Find each line containing the string "homme". Copy it.

■ Dataset entries:
================
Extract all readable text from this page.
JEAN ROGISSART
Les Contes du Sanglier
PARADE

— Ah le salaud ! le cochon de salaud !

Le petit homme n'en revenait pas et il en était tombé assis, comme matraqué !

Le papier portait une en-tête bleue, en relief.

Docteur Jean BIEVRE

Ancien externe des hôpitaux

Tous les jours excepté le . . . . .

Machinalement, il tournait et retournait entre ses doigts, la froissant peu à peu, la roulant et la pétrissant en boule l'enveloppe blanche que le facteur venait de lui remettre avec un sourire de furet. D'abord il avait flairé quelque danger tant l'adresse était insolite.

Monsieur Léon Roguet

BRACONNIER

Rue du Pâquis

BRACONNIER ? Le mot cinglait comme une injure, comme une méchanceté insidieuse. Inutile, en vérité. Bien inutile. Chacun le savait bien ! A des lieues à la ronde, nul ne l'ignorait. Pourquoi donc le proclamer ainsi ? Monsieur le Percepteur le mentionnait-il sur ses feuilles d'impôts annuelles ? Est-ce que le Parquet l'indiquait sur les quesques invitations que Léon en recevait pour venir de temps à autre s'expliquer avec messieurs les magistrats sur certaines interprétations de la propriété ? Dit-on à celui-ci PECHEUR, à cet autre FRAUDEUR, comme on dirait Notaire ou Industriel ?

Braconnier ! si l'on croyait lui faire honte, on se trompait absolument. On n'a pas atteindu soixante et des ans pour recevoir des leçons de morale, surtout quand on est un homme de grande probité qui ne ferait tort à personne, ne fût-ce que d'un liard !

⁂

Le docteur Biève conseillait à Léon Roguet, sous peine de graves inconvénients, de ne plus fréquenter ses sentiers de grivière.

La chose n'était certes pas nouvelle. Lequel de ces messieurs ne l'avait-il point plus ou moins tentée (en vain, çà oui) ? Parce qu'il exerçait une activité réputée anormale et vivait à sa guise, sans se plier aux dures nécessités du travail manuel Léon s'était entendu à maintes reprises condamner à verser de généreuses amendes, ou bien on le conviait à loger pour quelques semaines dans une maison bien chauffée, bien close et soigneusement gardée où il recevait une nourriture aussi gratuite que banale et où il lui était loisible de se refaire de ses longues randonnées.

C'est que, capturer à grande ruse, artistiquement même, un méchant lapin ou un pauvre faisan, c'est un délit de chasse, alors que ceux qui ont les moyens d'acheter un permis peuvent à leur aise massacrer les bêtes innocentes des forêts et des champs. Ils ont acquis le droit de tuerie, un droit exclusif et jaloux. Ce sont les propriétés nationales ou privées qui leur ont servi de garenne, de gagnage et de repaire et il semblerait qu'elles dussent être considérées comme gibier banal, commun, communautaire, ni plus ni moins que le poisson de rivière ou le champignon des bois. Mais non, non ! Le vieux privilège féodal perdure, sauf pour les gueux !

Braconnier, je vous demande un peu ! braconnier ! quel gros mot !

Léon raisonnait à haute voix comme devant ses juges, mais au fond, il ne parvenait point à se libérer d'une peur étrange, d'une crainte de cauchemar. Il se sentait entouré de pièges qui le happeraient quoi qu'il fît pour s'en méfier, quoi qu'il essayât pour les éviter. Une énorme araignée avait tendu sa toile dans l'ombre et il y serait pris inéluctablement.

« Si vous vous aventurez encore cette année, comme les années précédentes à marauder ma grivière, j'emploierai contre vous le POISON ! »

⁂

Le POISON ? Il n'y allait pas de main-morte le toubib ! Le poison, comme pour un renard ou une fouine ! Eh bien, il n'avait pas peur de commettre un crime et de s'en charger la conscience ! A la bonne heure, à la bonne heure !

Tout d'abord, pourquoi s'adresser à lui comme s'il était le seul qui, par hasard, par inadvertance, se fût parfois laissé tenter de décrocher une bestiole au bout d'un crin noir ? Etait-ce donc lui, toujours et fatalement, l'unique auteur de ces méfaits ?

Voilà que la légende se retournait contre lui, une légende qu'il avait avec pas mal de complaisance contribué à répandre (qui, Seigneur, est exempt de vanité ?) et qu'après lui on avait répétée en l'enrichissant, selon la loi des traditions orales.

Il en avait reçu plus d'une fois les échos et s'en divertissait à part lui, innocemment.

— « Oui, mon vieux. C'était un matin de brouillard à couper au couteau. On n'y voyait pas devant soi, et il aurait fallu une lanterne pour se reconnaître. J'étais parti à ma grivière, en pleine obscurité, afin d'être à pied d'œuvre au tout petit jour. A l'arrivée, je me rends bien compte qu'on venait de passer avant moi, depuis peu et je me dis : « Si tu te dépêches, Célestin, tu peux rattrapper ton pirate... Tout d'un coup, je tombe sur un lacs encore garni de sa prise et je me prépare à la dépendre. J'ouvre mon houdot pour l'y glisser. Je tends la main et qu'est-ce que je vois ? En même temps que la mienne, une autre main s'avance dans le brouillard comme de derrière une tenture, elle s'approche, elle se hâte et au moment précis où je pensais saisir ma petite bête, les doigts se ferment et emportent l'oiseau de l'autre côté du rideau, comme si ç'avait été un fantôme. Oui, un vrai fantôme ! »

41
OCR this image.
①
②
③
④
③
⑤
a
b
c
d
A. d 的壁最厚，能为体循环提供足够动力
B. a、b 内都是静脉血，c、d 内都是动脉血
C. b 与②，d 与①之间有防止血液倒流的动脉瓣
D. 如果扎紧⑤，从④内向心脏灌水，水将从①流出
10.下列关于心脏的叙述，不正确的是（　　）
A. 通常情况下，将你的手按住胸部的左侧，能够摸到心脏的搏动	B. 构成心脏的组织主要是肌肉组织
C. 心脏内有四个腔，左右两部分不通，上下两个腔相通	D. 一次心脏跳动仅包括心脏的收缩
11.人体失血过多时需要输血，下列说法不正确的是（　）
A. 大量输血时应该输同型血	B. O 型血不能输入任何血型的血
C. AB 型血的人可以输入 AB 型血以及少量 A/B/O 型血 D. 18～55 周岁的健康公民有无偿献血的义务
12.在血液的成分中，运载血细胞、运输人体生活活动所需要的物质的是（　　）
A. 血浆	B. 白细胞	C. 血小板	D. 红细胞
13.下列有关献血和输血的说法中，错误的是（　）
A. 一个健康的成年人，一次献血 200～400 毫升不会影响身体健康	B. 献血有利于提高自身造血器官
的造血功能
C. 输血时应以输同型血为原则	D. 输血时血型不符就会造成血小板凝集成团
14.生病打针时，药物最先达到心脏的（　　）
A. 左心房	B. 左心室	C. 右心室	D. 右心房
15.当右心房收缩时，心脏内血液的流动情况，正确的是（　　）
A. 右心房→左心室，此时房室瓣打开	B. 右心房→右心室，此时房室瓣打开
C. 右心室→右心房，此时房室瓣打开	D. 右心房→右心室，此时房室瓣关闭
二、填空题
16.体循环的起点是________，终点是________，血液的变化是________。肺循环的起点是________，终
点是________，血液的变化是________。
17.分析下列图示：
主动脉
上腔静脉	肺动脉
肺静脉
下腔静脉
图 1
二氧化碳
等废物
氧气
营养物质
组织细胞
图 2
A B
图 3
================
■ Final result:
Le petit homme n'en revenait pas et il en était tombé assis, comme matraqué !
Braconnier ! si l'on croyait lui faire honte, on se trompait absolument. On n'a pas atteindu soixante et des ans pour recevoir des leçons de morale, surtout quand on est un homme de grande probité qui ne ferait tort à personne, ne fût-ce que d'un liard !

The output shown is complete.